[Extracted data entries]

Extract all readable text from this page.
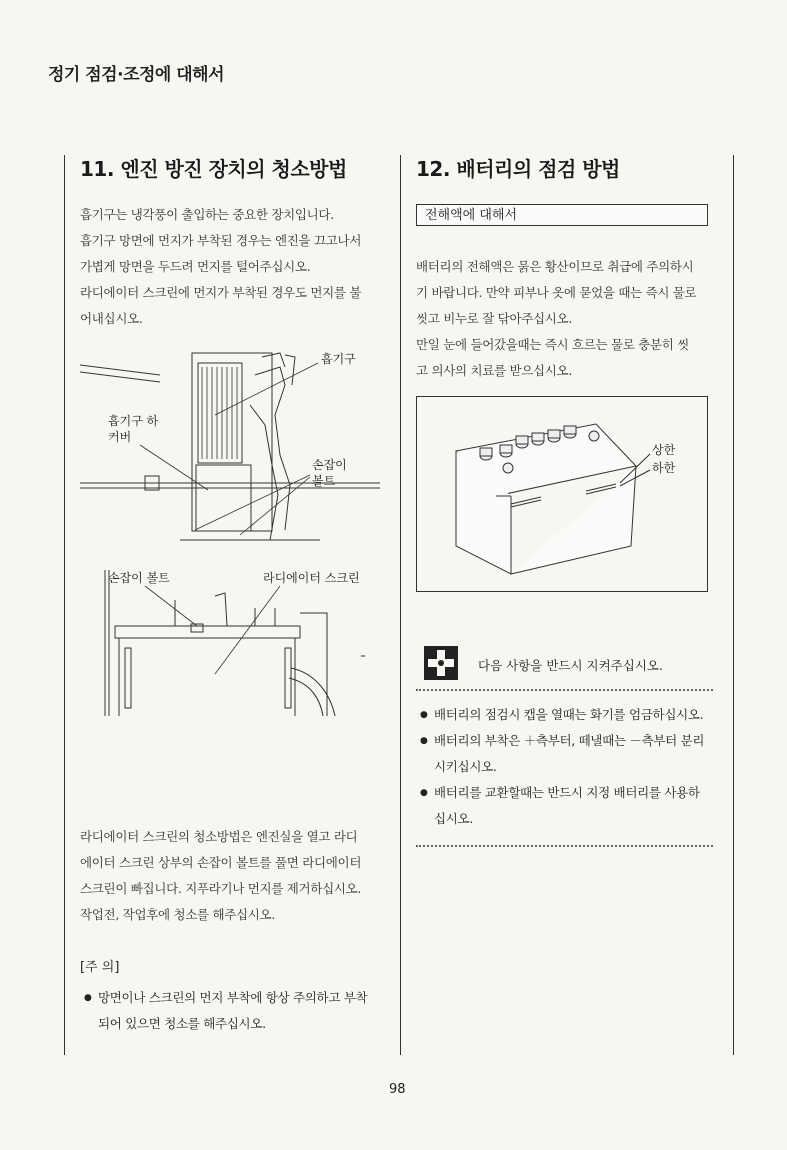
정기 점검·조정에 대해서
11. 엔진 방진 장치의 청소방법

흡기구는 냉각풍이 출입하는 중요한 장치입니다.

흡기구 망면에 먼지가 부착된 경우는 엔진을 끄고나서

가볍게 망면을 두드려 먼지를 털어주십시오.

라디에이터 스크린에 먼지가 부착된 경우도 먼지를 불

어내십시오.

흡기구
흡기구 하
커버
손잡이
볼트
손잡이 볼트	라디에이터 스크린

라디에이터 스크린의 청소방법은 엔진실을 열고 라디

에이터 스크린 상부의 손잡이 볼트를 풀면 라디에이터

스크린이 빠집니다. 지푸라기나 먼지를 제거하십시오.

작업전, 작업후에 청소를 해주십시오.

[주 의]

● 망면이나 스크린의 먼지 부착에 항상 주의하고 부착

되어 있으면 청소를 해주십시오.

12. 배터리의 점검 방법
전해액에 대해서

배터리의 전해액은 묽은 황산이므로 취급에 주의하시

기 바랍니다. 만약 피부나 옷에 묻었을 때는 즉시 물로

씻고 비누로 잘 닦아주십시오.

만일 눈에 들어갔을때는 즉시 흐르는 물로 충분히 씻

고 의사의 치료를 받으십시오.

상한
하한
다음 사항을 반드시 지켜주십시오.

● 배터리의 점검시 캡을 열때는 화기를 엄금하십시오.

● 배터리의 부착은 ＋측부터, 떼낼때는 －측부터 분리

시키십시오.

● 배터리를 교환할때는 반드시 지정 배터리를 사용하

십시오.

98
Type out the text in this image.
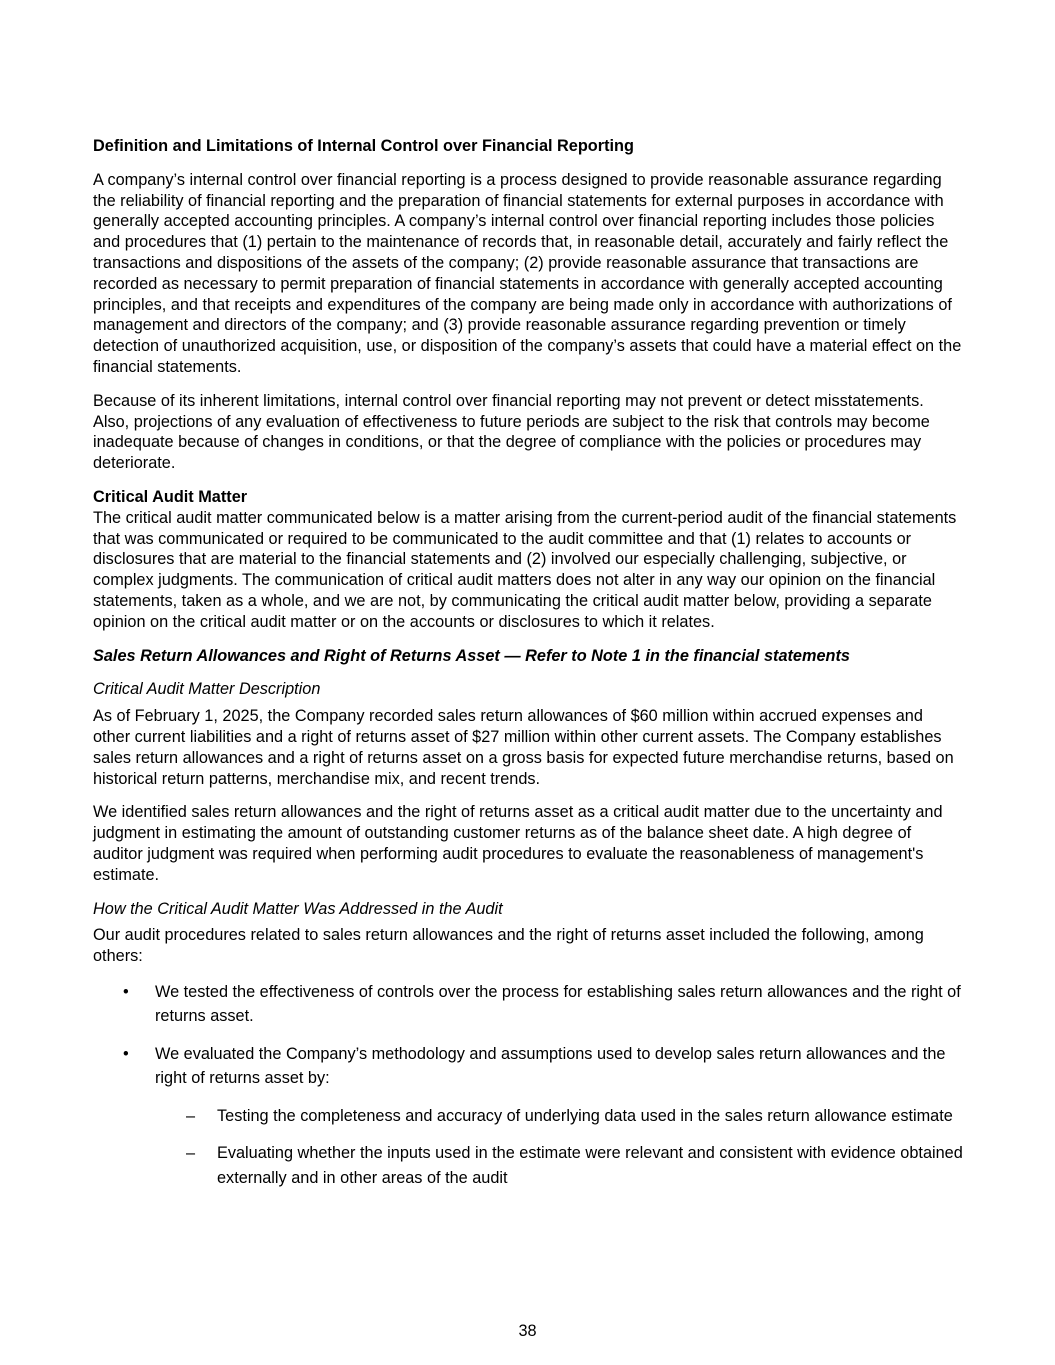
Definition and Limitations of Internal Control over Financial Reporting

A company’s internal control over financial reporting is a process designed to provide reasonable assurance regarding the reliability of financial reporting and the preparation of financial statements for external purposes in accordance with generally accepted accounting principles. A company’s internal control over financial reporting includes those policies and procedures that (1) pertain to the maintenance of records that, in reasonable detail, accurately and fairly reflect the transactions and dispositions of the assets of the company; (2) provide reasonable assurance that transactions are recorded as necessary to permit preparation of financial statements in accordance with generally accepted accounting principles, and that receipts and expenditures of the company are being made only in accordance with authorizations of management and directors of the company; and (3) provide reasonable assurance regarding prevention or timely detection of unauthorized acquisition, use, or disposition of the company’s assets that could have a material effect on the financial statements.

Because of its inherent limitations, internal control over financial reporting may not prevent or detect misstatements. Also, projections of any evaluation of effectiveness to future periods are subject to the risk that controls may become inadequate because of changes in conditions, or that the degree of compliance with the policies or procedures may deteriorate.

Critical Audit Matter

The critical audit matter communicated below is a matter arising from the current-period audit of the financial statements that was communicated or required to be communicated to the audit committee and that (1) relates to accounts or disclosures that are material to the financial statements and (2) involved our especially challenging, subjective, or complex judgments. The communication of critical audit matters does not alter in any way our opinion on the financial statements, taken as a whole, and we are not, by communicating the critical audit matter below, providing a separate opinion on the critical audit matter or on the accounts or disclosures to which it relates.

Sales Return Allowances and Right of Returns Asset — Refer to Note 1 in the financial statements
Critical Audit Matter Description

As of February 1, 2025, the Company recorded sales return allowances of $60 million within accrued expenses and other current liabilities and a right of returns asset of $27 million within other current assets. The Company establishes sales return allowances and a right of returns asset on a gross basis for expected future merchandise returns, based on historical return patterns, merchandise mix, and recent trends.

We identified sales return allowances and the right of returns asset as a critical audit matter due to the uncertainty and judgment in estimating the amount of outstanding customer returns as of the balance sheet date. A high degree of auditor judgment was required when performing audit procedures to evaluate the reasonableness of management's estimate.

How the Critical Audit Matter Was Addressed in the Audit

Our audit procedures related to sales return allowances and the right of returns asset included the following, among others:

• We tested the effectiveness of controls over the process for establishing sales return allowances and the right of returns asset.
• We evaluated the Company’s methodology and assumptions used to develop sales return allowances and the right of returns asset by:
– Testing the completeness and accuracy of underlying data used in the sales return allowance estimate
– Evaluating whether the inputs used in the estimate were relevant and consistent with evidence obtained externally and in other areas of the audit
38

# Exercise
Copy the data word for word. Pictures do not go in the copy.

# Solution
Extract all readable text from this page.
정기 점검·조정에 대해서
11. 엔진 방진 장치의 청소방법

흡기구는 냉각풍이 출입하는 중요한 장치입니다.

흡기구 망면에 먼지가 부착된 경우는 엔진을 끄고나서

가볍게 망면을 두드려 먼지를 털어주십시오.

라디에이터 스크린에 먼지가 부착된 경우도 먼지를 불

어내십시오.

흡기구
흡기구 하
커버
손잡이
볼트
손잡이 볼트	라디에이터 스크린

라디에이터 스크린의 청소방법은 엔진실을 열고 라디

에이터 스크린 상부의 손잡이 볼트를 풀면 라디에이터

스크린이 빠집니다. 지푸라기나 먼지를 제거하십시오.

작업전, 작업후에 청소를 해주십시오.

[주 의]

● 망면이나 스크린의 먼지 부착에 항상 주의하고 부착

되어 있으면 청소를 해주십시오.

12. 배터리의 점검 방법
전해액에 대해서

배터리의 전해액은 묽은 황산이므로 취급에 주의하시

기 바랍니다. 만약 피부나 옷에 묻었을 때는 즉시 물로

씻고 비누로 잘 닦아주십시오.

만일 눈에 들어갔을때는 즉시 흐르는 물로 충분히 씻

고 의사의 치료를 받으십시오.

상한
하한
다음 사항을 반드시 지켜주십시오.

● 배터리의 점검시 캡을 열때는 화기를 엄금하십시오.

● 배터리의 부착은 ＋측부터, 떼낼때는 －측부터 분리

시키십시오.

● 배터리를 교환할때는 반드시 지정 배터리를 사용하

십시오.

98
Type out the text in this image.
Definition and Limitations of Internal Control over Financial Reporting

A company’s internal control over financial reporting is a process designed to provide reasonable assurance regarding the reliability of financial reporting and the preparation of financial statements for external purposes in accordance with generally accepted accounting principles. A company’s internal control over financial reporting includes those policies and procedures that (1) pertain to the maintenance of records that, in reasonable detail, accurately and fairly reflect the transactions and dispositions of the assets of the company; (2) provide reasonable assurance that transactions are recorded as necessary to permit preparation of financial statements in accordance with generally accepted accounting principles, and that receipts and expenditures of the company are being made only in accordance with authorizations of management and directors of the company; and (3) provide reasonable assurance regarding prevention or timely detection of unauthorized acquisition, use, or disposition of the company’s assets that could have a material effect on the financial statements.

Because of its inherent limitations, internal control over financial reporting may not prevent or detect misstatements. Also, projections of any evaluation of effectiveness to future periods are subject to the risk that controls may become inadequate because of changes in conditions, or that the degree of compliance with the policies or procedures may deteriorate.

Critical Audit Matter

The critical audit matter communicated below is a matter arising from the current-period audit of the financial statements that was communicated or required to be communicated to the audit committee and that (1) relates to accounts or disclosures that are material to the financial statements and (2) involved our especially challenging, subjective, or complex judgments. The communication of critical audit matters does not alter in any way our opinion on the financial statements, taken as a whole, and we are not, by communicating the critical audit matter below, providing a separate opinion on the critical audit matter or on the accounts or disclosures to which it relates.

Sales Return Allowances and Right of Returns Asset — Refer to Note 1 in the financial statements
Critical Audit Matter Description

As of February 1, 2025, the Company recorded sales return allowances of $60 million within accrued expenses and other current liabilities and a right of returns asset of $27 million within other current assets. The Company establishes sales return allowances and a right of returns asset on a gross basis for expected future merchandise returns, based on historical return patterns, merchandise mix, and recent trends.

We identified sales return allowances and the right of returns asset as a critical audit matter due to the uncertainty and judgment in estimating the amount of outstanding customer returns as of the balance sheet date. A high degree of auditor judgment was required when performing audit procedures to evaluate the reasonableness of management's estimate.

How the Critical Audit Matter Was Addressed in the Audit

Our audit procedures related to sales return allowances and the right of returns asset included the following, among others:

• We tested the effectiveness of controls over the process for establishing sales return allowances and the right of returns asset.
• We evaluated the Company’s methodology and assumptions used to develop sales return allowances and the right of returns asset by:
– Testing the completeness and accuracy of underlying data used in the sales return allowance estimate
– Evaluating whether the inputs used in the estimate were relevant and consistent with evidence obtained externally and in other areas of the audit
38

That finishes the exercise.